Directions for this task:
Among the lines of this listing, determine how many contain the string "What". Answer with the number only.

Records for the exercise:

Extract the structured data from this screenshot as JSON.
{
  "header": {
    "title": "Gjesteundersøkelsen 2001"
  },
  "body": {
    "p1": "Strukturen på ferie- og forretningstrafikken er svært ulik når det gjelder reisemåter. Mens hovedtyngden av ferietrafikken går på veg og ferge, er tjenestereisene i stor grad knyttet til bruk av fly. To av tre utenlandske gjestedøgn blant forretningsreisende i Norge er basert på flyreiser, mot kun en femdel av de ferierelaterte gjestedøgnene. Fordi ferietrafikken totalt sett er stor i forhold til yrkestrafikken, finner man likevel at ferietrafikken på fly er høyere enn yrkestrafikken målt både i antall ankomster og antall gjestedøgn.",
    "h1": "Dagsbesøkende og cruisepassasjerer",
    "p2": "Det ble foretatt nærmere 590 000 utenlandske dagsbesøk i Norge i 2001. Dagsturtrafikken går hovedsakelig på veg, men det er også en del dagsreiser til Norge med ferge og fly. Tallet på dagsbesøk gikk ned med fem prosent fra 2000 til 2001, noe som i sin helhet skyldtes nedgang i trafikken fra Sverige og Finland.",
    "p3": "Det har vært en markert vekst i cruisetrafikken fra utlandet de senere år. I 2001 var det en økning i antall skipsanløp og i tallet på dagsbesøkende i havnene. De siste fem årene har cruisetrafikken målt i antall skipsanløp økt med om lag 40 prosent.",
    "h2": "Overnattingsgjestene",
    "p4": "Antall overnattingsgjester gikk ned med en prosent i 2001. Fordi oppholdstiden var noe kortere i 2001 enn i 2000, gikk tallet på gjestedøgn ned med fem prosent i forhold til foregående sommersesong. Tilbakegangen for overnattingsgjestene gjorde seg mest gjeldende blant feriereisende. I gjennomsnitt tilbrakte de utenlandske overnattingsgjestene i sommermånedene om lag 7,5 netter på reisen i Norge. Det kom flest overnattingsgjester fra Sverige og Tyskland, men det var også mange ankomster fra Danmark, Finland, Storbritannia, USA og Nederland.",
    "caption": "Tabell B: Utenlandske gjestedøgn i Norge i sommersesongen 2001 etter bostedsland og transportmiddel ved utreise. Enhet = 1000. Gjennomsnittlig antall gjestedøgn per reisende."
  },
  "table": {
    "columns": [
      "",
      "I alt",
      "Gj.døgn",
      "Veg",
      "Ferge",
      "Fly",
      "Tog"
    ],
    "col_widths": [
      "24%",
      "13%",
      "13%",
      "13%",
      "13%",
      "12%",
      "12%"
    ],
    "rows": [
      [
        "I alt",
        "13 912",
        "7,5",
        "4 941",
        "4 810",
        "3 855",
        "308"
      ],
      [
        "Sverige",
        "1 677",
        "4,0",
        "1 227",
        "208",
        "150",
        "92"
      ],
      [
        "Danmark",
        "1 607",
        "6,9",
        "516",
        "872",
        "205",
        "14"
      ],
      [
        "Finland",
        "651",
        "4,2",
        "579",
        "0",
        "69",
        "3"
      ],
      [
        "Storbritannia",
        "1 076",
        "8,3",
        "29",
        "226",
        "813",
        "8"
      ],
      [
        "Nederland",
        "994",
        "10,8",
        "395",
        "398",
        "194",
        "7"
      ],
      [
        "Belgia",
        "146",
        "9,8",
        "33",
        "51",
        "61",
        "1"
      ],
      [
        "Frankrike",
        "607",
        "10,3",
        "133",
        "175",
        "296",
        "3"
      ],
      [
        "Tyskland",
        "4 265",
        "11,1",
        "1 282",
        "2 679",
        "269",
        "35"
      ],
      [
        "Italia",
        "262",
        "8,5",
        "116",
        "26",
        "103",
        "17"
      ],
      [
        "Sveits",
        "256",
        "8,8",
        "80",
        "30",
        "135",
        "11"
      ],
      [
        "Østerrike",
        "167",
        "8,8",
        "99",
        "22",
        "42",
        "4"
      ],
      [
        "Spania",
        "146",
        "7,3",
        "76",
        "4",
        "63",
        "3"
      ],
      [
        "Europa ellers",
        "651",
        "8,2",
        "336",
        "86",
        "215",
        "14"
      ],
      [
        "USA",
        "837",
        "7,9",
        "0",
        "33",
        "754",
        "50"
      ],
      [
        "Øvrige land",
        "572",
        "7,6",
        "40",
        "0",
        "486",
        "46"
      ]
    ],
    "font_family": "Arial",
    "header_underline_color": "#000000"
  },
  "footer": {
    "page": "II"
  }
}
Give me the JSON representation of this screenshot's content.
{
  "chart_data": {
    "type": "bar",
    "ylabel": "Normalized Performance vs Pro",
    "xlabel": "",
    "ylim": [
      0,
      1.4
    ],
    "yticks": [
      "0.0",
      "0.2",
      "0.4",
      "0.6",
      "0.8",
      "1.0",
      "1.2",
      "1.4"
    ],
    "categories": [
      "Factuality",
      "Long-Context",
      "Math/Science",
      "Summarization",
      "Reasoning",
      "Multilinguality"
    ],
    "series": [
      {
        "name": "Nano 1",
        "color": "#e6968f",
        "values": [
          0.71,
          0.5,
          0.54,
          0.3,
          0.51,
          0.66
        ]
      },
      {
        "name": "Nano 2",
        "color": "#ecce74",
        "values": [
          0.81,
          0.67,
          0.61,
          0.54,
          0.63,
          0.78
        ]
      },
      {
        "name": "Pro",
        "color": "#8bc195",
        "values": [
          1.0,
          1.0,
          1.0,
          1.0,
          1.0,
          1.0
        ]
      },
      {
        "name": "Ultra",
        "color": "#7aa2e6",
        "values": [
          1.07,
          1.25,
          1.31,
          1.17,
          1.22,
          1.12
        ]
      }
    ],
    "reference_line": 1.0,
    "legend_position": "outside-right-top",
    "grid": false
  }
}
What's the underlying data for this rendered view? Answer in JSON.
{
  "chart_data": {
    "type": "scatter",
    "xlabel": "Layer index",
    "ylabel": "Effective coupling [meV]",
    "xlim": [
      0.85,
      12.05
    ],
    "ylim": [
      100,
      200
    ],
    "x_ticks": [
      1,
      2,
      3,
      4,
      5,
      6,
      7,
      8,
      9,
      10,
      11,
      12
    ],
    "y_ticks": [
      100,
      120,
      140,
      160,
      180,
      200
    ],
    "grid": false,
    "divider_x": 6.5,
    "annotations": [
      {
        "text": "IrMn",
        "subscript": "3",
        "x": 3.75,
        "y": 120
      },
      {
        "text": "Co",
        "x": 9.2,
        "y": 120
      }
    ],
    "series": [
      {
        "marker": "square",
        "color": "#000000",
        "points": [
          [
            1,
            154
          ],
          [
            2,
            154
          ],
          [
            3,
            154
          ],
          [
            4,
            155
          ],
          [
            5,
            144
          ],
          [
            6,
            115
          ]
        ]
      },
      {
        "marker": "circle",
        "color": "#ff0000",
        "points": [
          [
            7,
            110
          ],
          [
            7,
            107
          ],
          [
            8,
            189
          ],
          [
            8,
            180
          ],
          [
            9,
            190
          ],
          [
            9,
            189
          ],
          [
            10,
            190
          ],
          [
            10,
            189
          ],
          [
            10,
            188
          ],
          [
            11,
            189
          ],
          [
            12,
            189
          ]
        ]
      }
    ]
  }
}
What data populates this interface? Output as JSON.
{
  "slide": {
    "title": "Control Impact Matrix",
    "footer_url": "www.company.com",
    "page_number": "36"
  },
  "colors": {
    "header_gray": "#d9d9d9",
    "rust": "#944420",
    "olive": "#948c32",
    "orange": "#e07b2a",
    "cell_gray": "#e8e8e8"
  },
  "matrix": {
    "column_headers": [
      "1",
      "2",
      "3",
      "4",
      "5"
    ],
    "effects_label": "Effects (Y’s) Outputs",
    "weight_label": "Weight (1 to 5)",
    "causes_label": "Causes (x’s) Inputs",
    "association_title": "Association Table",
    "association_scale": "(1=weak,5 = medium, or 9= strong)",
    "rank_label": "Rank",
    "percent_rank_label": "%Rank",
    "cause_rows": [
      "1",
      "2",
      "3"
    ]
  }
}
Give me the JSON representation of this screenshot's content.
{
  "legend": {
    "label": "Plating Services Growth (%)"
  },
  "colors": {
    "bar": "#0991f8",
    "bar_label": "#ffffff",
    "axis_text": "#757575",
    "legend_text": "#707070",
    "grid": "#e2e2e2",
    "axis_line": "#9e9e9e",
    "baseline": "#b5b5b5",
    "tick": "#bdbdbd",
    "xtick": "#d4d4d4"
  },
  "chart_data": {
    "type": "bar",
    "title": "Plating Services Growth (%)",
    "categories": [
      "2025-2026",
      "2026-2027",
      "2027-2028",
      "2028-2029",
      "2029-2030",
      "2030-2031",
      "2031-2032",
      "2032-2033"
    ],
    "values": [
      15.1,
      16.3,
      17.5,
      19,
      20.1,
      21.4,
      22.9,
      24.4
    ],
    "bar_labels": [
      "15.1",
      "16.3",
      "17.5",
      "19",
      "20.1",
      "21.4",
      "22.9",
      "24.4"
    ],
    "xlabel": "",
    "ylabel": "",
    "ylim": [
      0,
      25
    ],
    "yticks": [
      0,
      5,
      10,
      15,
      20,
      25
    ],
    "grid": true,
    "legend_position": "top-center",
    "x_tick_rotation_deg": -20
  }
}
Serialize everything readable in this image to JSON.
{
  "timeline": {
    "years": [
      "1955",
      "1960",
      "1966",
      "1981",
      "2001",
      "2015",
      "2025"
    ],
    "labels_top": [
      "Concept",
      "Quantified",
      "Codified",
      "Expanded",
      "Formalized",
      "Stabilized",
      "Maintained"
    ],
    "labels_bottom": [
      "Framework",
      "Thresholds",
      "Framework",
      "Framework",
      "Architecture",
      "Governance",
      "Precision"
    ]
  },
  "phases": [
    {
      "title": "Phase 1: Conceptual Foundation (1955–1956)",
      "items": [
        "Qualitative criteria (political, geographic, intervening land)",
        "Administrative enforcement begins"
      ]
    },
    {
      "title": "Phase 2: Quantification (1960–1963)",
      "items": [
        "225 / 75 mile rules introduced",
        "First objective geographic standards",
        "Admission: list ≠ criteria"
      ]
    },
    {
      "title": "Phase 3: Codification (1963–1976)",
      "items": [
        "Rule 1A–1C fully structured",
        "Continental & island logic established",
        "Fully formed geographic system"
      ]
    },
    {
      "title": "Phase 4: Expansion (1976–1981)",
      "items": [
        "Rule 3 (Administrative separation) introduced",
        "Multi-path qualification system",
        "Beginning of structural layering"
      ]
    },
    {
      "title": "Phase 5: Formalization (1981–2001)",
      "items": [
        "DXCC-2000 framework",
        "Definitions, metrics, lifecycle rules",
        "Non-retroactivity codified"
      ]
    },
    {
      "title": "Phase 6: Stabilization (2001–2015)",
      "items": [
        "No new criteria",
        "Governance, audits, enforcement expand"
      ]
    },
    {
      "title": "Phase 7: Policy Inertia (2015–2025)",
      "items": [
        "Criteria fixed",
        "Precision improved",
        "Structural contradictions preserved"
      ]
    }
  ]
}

Problem solution:
2